Stored records:
· · ·

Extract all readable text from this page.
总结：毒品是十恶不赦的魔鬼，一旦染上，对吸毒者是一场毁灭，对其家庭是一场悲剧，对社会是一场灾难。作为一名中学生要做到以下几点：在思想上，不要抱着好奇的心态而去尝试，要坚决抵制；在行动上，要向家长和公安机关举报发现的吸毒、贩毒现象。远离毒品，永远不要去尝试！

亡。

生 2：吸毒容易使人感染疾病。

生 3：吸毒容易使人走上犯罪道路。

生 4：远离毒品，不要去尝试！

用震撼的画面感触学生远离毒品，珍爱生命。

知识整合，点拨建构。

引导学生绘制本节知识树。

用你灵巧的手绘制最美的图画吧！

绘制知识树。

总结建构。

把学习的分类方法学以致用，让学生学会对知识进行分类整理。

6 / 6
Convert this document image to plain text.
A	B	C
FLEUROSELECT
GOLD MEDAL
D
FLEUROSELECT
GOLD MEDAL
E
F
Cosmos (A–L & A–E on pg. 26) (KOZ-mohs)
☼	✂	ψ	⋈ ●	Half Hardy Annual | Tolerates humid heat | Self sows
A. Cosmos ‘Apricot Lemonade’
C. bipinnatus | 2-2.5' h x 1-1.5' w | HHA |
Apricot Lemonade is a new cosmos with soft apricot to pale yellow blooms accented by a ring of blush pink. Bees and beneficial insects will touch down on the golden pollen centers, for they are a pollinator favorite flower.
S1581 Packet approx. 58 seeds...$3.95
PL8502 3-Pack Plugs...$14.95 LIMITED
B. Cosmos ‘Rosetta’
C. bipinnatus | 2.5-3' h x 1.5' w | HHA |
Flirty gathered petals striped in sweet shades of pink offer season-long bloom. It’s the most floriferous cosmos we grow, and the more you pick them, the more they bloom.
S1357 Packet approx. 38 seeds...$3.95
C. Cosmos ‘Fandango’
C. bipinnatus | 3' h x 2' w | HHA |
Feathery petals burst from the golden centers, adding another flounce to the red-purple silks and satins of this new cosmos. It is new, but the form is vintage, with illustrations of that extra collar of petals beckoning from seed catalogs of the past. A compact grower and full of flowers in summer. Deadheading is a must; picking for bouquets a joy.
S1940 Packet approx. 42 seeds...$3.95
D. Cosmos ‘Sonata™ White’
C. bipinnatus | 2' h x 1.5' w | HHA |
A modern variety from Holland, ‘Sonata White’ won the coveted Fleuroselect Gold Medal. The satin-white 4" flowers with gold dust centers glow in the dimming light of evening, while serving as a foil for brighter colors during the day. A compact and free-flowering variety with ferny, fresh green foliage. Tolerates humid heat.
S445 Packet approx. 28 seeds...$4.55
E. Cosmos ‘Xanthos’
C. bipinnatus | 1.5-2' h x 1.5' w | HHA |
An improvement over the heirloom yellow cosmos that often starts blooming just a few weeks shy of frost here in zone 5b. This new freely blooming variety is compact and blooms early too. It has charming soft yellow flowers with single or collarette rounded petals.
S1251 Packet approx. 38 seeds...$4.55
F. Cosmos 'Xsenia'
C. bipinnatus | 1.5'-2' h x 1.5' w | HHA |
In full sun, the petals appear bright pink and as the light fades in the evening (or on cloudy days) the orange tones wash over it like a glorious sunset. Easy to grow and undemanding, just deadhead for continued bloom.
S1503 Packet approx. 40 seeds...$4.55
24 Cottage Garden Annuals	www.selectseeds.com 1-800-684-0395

· · ·

Print out the whole listing exactly as it appears.

Extract all readable text from this page.
总结：毒品是十恶不赦的魔鬼，一旦染上，对吸毒者是一场毁灭，对其家庭是一场悲剧，对社会是一场灾难。作为一名中学生要做到以下几点：在思想上，不要抱着好奇的心态而去尝试，要坚决抵制；在行动上，要向家长和公安机关举报发现的吸毒、贩毒现象。远离毒品，永远不要去尝试！

亡。

生 2：吸毒容易使人感染疾病。

生 3：吸毒容易使人走上犯罪道路。

生 4：远离毒品，不要去尝试！

用震撼的画面感触学生远离毒品，珍爱生命。

知识整合，点拨建构。

引导学生绘制本节知识树。

用你灵巧的手绘制最美的图画吧！

绘制知识树。

总结建构。

把学习的分类方法学以致用，让学生学会对知识进行分类整理。

6 / 6
Convert this document image to plain text.
A	B	C
FLEUROSELECT
GOLD MEDAL
D
FLEUROSELECT
GOLD MEDAL
E
F
Cosmos (A–L & A–E on pg. 26) (KOZ-mohs)
☼	✂	ψ	⋈ ●	Half Hardy Annual | Tolerates humid heat | Self sows
A. Cosmos ‘Apricot Lemonade’
C. bipinnatus | 2-2.5' h x 1-1.5' w | HHA |
Apricot Lemonade is a new cosmos with soft apricot to pale yellow blooms accented by a ring of blush pink. Bees and beneficial insects will touch down on the golden pollen centers, for they are a pollinator favorite flower.
S1581 Packet approx. 58 seeds...$3.95
PL8502 3-Pack Plugs...$14.95 LIMITED
B. Cosmos ‘Rosetta’
C. bipinnatus | 2.5-3' h x 1.5' w | HHA |
Flirty gathered petals striped in sweet shades of pink offer season-long bloom. It’s the most floriferous cosmos we grow, and the more you pick them, the more they bloom.
S1357 Packet approx. 38 seeds...$3.95
C. Cosmos ‘Fandango’
C. bipinnatus | 3' h x 2' w | HHA |
Feathery petals burst from the golden centers, adding another flounce to the red-purple silks and satins of this new cosmos. It is new, but the form is vintage, with illustrations of that extra collar of petals beckoning from seed catalogs of the past. A compact grower and full of flowers in summer. Deadheading is a must; picking for bouquets a joy.
S1940 Packet approx. 42 seeds...$3.95
D. Cosmos ‘Sonata™ White’
C. bipinnatus | 2' h x 1.5' w | HHA |
A modern variety from Holland, ‘Sonata White’ won the coveted Fleuroselect Gold Medal. The satin-white 4" flowers with gold dust centers glow in the dimming light of evening, while serving as a foil for brighter colors during the day. A compact and free-flowering variety with ferny, fresh green foliage. Tolerates humid heat.
S445 Packet approx. 28 seeds...$4.55
E. Cosmos ‘Xanthos’
C. bipinnatus | 1.5-2' h x 1.5' w | HHA |
An improvement over the heirloom yellow cosmos that often starts blooming just a few weeks shy of frost here in zone 5b. This new freely blooming variety is compact and blooms early too. It has charming soft yellow flowers with single or collarette rounded petals.
S1251 Packet approx. 38 seeds...$4.55
F. Cosmos 'Xsenia'
C. bipinnatus | 1.5'-2' h x 1.5' w | HHA |
In full sun, the petals appear bright pink and as the light fades in the evening (or on cloudy days) the orange tones wash over it like a glorious sunset. Easy to grow and undemanding, just deadhead for continued bloom.
S1503 Packet approx. 40 seeds...$4.55
24 Cottage Garden Annuals	www.selectseeds.com 1-800-684-0395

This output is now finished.